Your objective: Identify the lines bearing the string "Plane" and gather them.

Records about charts and figures

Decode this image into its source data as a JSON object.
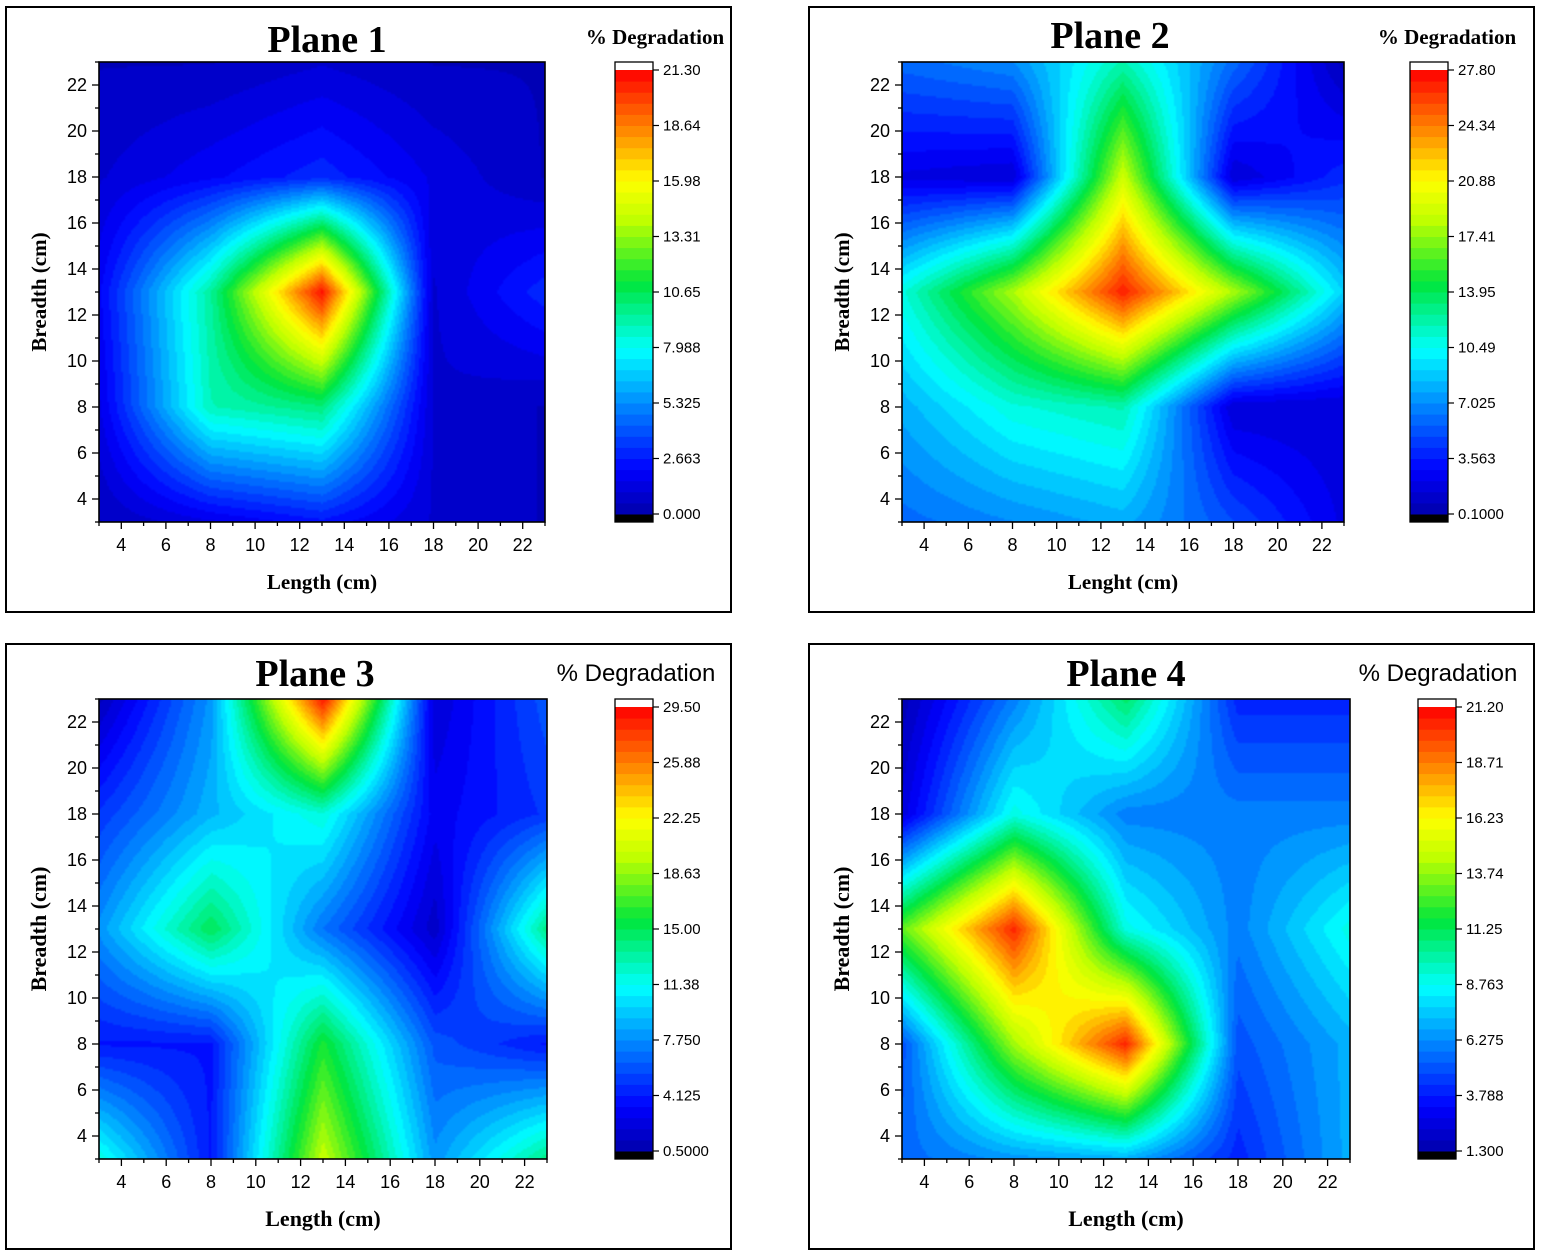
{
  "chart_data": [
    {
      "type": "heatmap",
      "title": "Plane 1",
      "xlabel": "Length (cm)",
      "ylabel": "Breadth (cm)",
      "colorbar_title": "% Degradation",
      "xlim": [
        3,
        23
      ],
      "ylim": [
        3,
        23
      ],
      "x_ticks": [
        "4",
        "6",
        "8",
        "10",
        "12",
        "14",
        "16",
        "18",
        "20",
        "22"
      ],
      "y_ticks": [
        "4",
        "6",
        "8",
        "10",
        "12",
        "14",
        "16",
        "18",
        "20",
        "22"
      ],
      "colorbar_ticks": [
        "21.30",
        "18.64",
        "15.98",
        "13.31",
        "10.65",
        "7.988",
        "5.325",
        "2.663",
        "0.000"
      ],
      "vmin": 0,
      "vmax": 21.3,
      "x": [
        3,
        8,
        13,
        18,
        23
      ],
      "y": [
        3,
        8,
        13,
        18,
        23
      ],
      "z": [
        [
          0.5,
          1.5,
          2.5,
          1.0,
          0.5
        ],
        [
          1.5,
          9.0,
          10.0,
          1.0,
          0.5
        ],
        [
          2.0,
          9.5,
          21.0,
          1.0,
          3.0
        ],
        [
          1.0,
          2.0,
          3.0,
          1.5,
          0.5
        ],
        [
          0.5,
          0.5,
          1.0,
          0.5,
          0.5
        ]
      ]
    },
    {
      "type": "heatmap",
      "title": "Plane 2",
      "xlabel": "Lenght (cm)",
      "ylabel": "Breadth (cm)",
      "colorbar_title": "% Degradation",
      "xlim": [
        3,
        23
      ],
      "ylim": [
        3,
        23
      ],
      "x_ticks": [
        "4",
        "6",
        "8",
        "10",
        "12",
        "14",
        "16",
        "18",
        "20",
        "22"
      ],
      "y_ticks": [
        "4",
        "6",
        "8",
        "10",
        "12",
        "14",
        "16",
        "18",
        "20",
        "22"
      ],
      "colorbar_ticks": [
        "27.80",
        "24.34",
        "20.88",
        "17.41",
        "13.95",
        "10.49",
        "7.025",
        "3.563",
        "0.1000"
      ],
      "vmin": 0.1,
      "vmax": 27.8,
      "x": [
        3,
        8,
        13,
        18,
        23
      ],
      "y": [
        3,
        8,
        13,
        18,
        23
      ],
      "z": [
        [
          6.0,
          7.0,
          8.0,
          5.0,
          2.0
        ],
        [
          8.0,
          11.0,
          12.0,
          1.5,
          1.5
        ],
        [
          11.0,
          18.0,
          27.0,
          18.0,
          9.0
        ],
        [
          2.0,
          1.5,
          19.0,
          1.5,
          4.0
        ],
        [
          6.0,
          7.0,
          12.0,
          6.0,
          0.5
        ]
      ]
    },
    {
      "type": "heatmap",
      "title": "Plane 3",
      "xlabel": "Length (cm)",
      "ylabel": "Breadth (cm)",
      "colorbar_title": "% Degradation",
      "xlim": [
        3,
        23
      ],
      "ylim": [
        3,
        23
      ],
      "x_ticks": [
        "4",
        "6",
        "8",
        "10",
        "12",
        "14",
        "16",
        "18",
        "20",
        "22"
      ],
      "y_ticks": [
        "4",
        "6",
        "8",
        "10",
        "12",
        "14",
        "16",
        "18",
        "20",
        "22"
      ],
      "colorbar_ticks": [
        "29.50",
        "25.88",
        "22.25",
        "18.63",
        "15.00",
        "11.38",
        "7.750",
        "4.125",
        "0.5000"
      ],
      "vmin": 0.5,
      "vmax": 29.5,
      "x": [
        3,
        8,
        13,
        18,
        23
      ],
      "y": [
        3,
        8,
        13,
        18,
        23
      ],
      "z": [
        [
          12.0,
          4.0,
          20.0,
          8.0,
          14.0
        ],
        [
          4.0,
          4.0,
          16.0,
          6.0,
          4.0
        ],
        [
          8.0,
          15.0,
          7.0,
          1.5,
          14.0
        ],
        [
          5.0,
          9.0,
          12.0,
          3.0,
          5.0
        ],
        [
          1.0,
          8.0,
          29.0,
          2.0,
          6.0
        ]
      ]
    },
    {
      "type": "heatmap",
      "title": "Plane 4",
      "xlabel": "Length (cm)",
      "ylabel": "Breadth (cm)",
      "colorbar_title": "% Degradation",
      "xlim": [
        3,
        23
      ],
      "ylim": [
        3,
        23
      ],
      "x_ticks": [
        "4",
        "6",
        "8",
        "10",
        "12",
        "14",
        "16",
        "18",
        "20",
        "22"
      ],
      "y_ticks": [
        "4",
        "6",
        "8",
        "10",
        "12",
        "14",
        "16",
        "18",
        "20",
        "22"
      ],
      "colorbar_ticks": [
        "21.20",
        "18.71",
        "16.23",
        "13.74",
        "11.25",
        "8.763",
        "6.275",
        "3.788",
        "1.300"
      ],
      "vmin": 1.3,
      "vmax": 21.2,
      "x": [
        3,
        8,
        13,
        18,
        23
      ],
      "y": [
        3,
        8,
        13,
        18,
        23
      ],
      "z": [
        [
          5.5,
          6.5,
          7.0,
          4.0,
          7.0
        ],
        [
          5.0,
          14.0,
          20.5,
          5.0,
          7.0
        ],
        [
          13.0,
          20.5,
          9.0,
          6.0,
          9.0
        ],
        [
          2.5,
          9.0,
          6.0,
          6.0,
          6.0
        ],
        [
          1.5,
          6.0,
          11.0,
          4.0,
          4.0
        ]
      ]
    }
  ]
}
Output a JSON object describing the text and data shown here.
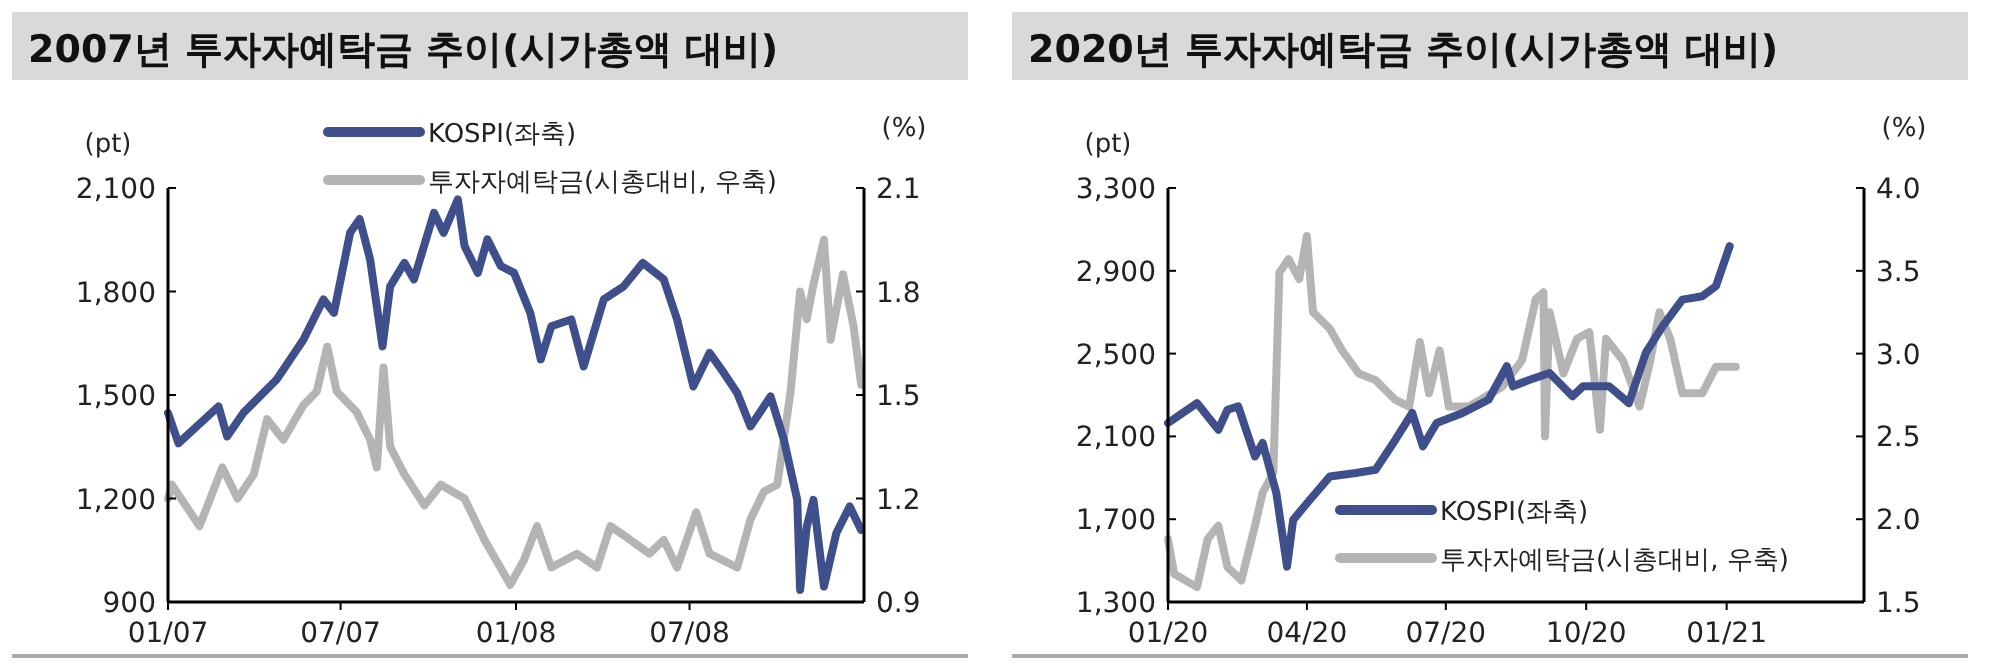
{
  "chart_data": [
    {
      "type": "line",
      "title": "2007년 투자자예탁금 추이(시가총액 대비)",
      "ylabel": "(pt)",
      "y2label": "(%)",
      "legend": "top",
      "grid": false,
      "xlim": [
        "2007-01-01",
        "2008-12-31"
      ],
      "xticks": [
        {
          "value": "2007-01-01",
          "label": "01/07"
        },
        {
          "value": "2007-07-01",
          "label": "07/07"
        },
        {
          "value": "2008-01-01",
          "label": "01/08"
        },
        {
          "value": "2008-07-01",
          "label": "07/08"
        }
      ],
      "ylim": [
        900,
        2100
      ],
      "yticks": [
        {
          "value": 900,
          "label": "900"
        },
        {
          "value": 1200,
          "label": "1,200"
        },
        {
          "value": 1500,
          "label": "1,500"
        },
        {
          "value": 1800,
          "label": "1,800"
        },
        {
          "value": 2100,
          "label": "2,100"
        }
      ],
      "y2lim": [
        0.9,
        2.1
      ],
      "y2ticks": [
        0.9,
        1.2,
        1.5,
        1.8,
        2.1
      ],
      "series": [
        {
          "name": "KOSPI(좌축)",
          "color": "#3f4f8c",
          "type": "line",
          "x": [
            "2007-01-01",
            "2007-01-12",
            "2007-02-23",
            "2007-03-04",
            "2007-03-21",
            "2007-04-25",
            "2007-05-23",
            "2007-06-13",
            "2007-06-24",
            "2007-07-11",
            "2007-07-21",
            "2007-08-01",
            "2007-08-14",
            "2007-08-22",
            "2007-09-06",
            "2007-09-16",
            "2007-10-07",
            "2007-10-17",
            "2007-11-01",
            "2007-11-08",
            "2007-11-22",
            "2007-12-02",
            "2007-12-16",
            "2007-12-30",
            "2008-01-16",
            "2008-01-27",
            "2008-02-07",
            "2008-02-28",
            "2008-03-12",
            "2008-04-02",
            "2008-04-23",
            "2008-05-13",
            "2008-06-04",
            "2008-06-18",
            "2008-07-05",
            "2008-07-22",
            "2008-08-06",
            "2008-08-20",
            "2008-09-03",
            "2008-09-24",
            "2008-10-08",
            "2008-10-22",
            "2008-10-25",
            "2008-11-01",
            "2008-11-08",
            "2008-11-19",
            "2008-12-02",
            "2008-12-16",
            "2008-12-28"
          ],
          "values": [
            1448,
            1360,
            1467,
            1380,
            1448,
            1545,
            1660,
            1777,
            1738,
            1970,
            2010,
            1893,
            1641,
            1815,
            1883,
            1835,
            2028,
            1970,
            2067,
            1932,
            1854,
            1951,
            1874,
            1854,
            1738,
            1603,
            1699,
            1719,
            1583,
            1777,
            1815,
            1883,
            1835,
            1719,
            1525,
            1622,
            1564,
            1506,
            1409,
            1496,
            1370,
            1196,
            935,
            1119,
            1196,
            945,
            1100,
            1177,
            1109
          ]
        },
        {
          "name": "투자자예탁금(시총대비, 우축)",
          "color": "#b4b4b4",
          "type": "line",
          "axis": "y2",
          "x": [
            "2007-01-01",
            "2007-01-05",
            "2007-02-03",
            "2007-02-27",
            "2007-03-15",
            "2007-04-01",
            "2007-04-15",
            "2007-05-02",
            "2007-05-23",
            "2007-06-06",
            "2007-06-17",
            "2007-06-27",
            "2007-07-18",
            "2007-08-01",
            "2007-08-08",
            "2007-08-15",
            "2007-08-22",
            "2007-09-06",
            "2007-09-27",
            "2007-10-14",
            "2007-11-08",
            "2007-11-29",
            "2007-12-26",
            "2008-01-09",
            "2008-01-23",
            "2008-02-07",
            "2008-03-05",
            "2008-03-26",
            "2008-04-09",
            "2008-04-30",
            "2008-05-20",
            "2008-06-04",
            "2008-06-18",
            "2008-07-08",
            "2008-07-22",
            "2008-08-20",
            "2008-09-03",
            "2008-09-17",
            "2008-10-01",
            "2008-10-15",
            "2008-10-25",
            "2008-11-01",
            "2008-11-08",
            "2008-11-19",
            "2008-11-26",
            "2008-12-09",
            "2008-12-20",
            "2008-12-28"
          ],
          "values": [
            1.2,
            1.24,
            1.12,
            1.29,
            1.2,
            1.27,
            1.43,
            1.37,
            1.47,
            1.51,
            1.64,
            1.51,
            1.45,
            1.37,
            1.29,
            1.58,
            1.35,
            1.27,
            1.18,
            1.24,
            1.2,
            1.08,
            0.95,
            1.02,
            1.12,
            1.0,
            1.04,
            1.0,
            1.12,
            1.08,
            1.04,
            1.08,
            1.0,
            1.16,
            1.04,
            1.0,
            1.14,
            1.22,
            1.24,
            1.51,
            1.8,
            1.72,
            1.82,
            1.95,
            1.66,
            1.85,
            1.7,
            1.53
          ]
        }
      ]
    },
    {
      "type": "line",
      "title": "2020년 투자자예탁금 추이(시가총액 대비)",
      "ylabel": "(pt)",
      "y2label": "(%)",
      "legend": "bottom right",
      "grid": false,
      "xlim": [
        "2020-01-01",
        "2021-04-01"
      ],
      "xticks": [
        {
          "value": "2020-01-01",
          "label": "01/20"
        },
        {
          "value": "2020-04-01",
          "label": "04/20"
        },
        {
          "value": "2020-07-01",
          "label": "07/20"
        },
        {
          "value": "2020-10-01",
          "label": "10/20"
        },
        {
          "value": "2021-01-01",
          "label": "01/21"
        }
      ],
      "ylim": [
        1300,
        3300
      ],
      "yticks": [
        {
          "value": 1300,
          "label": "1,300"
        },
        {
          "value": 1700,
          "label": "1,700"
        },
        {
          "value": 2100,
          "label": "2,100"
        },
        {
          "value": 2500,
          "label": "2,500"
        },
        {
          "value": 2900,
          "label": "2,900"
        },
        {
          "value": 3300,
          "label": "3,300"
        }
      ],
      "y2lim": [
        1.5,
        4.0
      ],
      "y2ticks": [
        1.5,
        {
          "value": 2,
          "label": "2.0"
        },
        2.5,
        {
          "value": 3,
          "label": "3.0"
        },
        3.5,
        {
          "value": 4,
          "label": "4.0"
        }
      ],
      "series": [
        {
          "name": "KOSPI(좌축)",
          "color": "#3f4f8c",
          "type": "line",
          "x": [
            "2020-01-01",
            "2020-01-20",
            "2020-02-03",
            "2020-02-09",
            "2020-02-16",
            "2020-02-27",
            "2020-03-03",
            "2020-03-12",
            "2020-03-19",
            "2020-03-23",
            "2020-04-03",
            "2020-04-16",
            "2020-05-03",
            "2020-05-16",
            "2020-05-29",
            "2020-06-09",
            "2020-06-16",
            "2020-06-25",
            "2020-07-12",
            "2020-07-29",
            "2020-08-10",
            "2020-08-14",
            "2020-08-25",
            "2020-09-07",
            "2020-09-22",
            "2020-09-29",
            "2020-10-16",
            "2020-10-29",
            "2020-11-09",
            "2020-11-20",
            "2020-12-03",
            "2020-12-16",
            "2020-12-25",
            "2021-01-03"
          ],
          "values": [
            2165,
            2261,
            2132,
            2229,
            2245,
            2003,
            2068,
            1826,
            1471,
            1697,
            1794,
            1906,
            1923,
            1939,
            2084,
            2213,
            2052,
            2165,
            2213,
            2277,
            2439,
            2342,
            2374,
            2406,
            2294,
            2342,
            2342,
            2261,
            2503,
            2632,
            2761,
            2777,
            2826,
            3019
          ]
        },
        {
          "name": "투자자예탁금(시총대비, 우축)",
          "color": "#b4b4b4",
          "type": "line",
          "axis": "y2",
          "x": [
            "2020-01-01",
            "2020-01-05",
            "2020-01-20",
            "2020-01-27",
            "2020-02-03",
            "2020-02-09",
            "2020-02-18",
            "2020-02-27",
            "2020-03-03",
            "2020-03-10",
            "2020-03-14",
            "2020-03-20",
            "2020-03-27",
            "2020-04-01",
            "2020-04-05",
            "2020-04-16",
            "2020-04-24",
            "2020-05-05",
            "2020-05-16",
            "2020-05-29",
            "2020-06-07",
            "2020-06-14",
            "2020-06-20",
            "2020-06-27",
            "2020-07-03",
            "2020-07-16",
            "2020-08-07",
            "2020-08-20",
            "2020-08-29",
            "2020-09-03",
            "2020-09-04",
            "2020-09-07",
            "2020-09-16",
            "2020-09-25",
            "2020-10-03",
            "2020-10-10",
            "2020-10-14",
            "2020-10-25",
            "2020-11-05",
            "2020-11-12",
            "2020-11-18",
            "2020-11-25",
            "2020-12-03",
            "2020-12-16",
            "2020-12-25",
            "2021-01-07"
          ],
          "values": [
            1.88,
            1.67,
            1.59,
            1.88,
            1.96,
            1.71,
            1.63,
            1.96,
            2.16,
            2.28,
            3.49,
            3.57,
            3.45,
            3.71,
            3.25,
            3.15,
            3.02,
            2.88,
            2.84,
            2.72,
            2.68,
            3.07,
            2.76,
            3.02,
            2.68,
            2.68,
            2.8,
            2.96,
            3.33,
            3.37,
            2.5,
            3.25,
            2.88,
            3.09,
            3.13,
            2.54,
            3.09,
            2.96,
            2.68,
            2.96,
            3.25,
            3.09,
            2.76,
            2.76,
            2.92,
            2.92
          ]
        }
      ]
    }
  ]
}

Result below:
      "title": "Plane 1",
      "title": "Plane 2",
      "title": "Plane 3",
      "title": "Plane 4",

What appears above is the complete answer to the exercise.